··· Given text

University of Amsterdam (2008)

To cooperate or not to cooperate... ? : collective action for rehabilitation of traditional water tunnel systems (qanats) in Syria

Wessels J.I.

Titre : To cooperate or not to cooperate... ? : collective action for rehabilitation of traditional water tunnel systems (qanats) in Syria

Auteur : Wessels J.I.

Université de soutenance : University of Amsterdam

Grade : Doctor of Philosophy (PhD) 2008

Présentation _ The main objective of this study is to better understand the process of collective maintenance of ancient water tunnels called qanats in Syria. It aims to evaluate the social, cultural, political and environmental factors that have driven abandonment and decay of qanats in Syria. Considered are processes of collective action to maintain qanats at two case study sites in Syria ; Shallalah Saghirah and Qarah. Qanats are subterranean tunnels that tap the groundwater and lead the water artificially to human settlement and agricultural lands using gravity flow conditions. The technique is similar to mining and originates from Old Persia. In its nature a qanat is a sustainable technique of extracting groundwater. It only relies on gravity as a power to lead the water to the desired location and it cannot exhaust an underground aquifer. Therefore qanats are interesting from a point of sustainable development. But qanats require a certain social organisation and collective action to be maintained.
Qanats in Syria are rapidly drying up and being abandoned. A problem analysis identified various causes such as climate, introduction of newer technological tools to extract groundwater, which leads to overexploitation of the aquifer and a non-emergence of collective action at community level to maintain qanats. Changing socio-political factors and landreform causes the lack of collective action. Further endogenous and exogenous causes such as internal community politics and other socioeconomic and cultural factors are identified. Contextualisation of the collective action is necessary to better understand the local level processes of collective maintenance of qanats.
A national survey identified a total of 44 sites in Syria containing 101 flowing qanats. Syria is divided in three regions of flowing qanats ; North West, South West and Middle Syria. The other regions have qanats but there were no reports of active use at the time of investigation. Flowing qanats can be used as indicator for the presence of collective action at community level. A strong relationship between communal ownership and collective action is analysed. However, it is also found that private and community ownership of qanats is not necessarily correlated to community leadership for collective maintenance. In many cases, the state is regarded as the main entitity to initiate and lead collective action on qanats.

······
··· Data extract

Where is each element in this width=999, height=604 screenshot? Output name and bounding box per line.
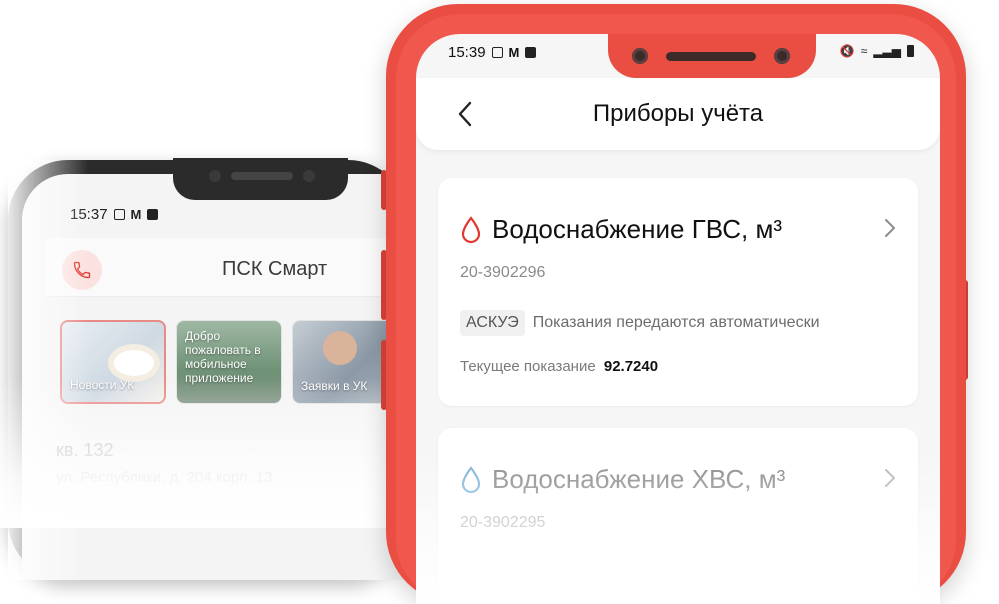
front-phone-screen: 15:39 M 🔇 ≈ ▂▃▅ Приборы учёта Водоснабже… xyxy=(416,34,940,604)
flat-info[interactable]: кв. 132 ул. Республики, д. 204 корп. 13 xyxy=(56,440,272,486)
back-phone: 15:37 M ПСК Смарт Новости УК Добро пожал… xyxy=(8,158,408,580)
chevron-right-icon xyxy=(885,469,895,487)
battery-icon xyxy=(907,45,914,57)
water-drop-icon xyxy=(461,465,481,493)
camera-icon xyxy=(209,170,221,182)
meter-serial: 20-3902296 xyxy=(460,264,546,281)
back-app-header: ПСК Смарт xyxy=(46,238,408,297)
back-status-bar: 15:37 M xyxy=(70,206,159,223)
meter-card[interactable]: Водоснабжение ХВС, м³ 20-3902295 xyxy=(438,428,918,604)
phone-icon xyxy=(73,261,91,279)
meter-serial: 20-3902295 xyxy=(460,514,546,531)
story-label: Заявки в УК xyxy=(301,379,368,393)
flat-address: ул. Республики, д. 204 корп. 13 xyxy=(56,469,273,486)
stories-row: Новости УК Добро пожаловать в мобильное … xyxy=(60,320,398,404)
camera-icon xyxy=(632,48,648,64)
meter-title: Водоснабжение ГВС, м³ xyxy=(492,214,783,244)
front-status-time: 15:39 xyxy=(448,44,486,61)
meter-title-row: Водоснабжение ГВС, м³ xyxy=(460,214,782,245)
app-bar: Приборы учёта xyxy=(416,78,940,150)
image-icon xyxy=(113,209,125,220)
meter-title: Водоснабжение ХВС, м³ xyxy=(492,464,786,494)
back-phone-notch xyxy=(173,158,348,200)
call-button[interactable] xyxy=(62,250,102,290)
sensor-icon xyxy=(303,170,315,182)
back-status-time: 15:37 xyxy=(70,206,108,223)
story-label: Добро пожаловать в мобильное приложение xyxy=(185,329,261,385)
reading-value: 92.7240 xyxy=(603,358,659,375)
story-welcome[interactable]: Добро пожаловать в мобильное приложение xyxy=(176,320,282,404)
mail-icon: M xyxy=(130,207,142,222)
speaker-grille xyxy=(231,172,293,180)
auto-transfer-note: Показания передаются автоматически xyxy=(532,314,820,331)
operator-image xyxy=(323,331,357,365)
meter-title-row: Водоснабжение ХВС, м³ xyxy=(460,464,785,495)
meter-tag-row: АСКУЭ Показания передаются автоматически xyxy=(460,310,820,336)
back-phone-screen: 15:37 M ПСК Смарт Новости УК Добро пожал… xyxy=(22,174,408,580)
front-status-bar: 15:39 M xyxy=(448,44,537,61)
coffee-cup-image xyxy=(114,350,154,376)
status-icons: 🔇 ≈ ▂▃▅ xyxy=(840,44,914,58)
meter-card[interactable]: Водоснабжение ГВС, м³ 20-3902296 АСКУЭ П… xyxy=(438,178,918,406)
askue-badge: АСКУЭ xyxy=(460,310,525,336)
speaker-grille xyxy=(666,52,756,61)
front-phone-notch xyxy=(608,34,816,78)
page-title: Приборы учёта xyxy=(592,100,764,127)
mail-icon: M xyxy=(508,45,520,60)
current-reading: Текущее показание 92.7240 xyxy=(460,358,658,375)
wifi-icon: ≈ xyxy=(860,44,868,58)
water-drop-icon xyxy=(461,215,481,243)
sensor-icon xyxy=(774,48,790,64)
back-app-title: ПСК Смарт xyxy=(222,258,328,280)
story-label: Новости УК xyxy=(70,378,135,392)
reading-label: Текущее показание xyxy=(460,358,596,375)
check-icon xyxy=(525,47,537,58)
signal-icon: ▂▃▅ xyxy=(873,44,901,58)
story-news[interactable]: Новости УК xyxy=(60,320,166,404)
chevron-right-icon xyxy=(885,219,895,237)
flat-number: кв. 132 xyxy=(56,440,114,460)
front-phone: 15:39 M 🔇 ≈ ▂▃▅ Приборы учёта Водоснабже… xyxy=(386,4,966,604)
image-icon xyxy=(491,47,503,58)
check-icon xyxy=(147,209,159,220)
mute-icon: 🔇 xyxy=(839,44,855,58)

······

■ To do ■
Copy the qanat thesis summary word for word, from "Qanats in Syria are" to "maintenance of qanats.", inclusive.

■ Answer to the task ■
Qanats in Syria are rapidly drying up and being abandoned. A problem analysis identified various causes such as climate, introduction of newer technological tools to extract groundwater, which leads to overexploitation of the aquifer and a non-emergence of collective action at community level to maintain qanats. Changing socio-political factors and landreform causes the lack of collective action. Further endogenous and exogenous causes such as internal community politics and other socioeconomic and cultural factors are identified. Contextualisation of the collective action is necessary to better understand the local level processes of collective maintenance of qanats.